INPUT FOR THIS TASK >>
=====
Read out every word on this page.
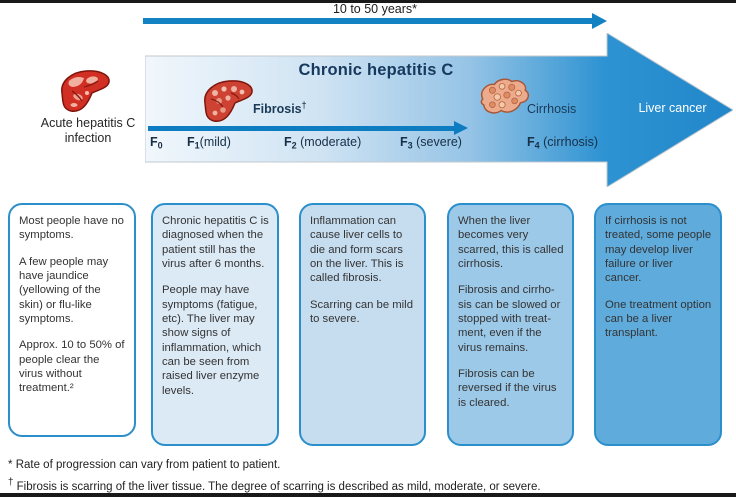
10 to 50 years*
Chronic hepatitis C
Liver cancer
$F_0$ $F_1(mild)$	$F_2$ (moderate)	$F_3$ (severe)	$F_4$ (cirrhosis)
Acute hepatitis C infection
Fibrosis†	Cirrhosis

Most people have no symptoms.

A few people may have jaundice (yellowing of the skin) or flu-like symptoms.

Approx. 10 to 50% of people clear the virus without treatment.²

Chronic hepatitis C is diagnosed when the patient still has the virus after 6 months.

People may have symptoms (fatigue, etc). The liver may show signs of inflammation, which can be seen from raised liver enzyme levels.

Inflammation can cause liver cells to die and form scars on the liver. This is called fibrosis.

Scarring can be mild to severe.

When the liver becomes very scarred, this is called cirrhosis.

Fibrosis and cirrhosis can be slowed or stopped with treatment, even if the virus remains.

Fibrosis can be reversed if the virus is cleared.

If cirrhosis is not treated, some people may develop liver failure or liver cancer.

One treatment option can be a liver transplant.

* Rate of progression can vary from patient to patient.
† Fibrosis is scarring of the liver tissue. The degree of scarring is described as mild, moderate, or severe.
=====
TASK INSTRUCTIONS >> Copy each line above where "virus" appears.

RESULT BELOW >>
Approx. 10 to 50% of people clear the virus without treatment.²
Chronic hepatitis C is diagnosed when the patient still has the virus after 6 months.
Fibrosis and cirrhosis can be slowed or stopped with treatment, even if the virus remains.
Fibrosis can be reversed if the virus is cleared.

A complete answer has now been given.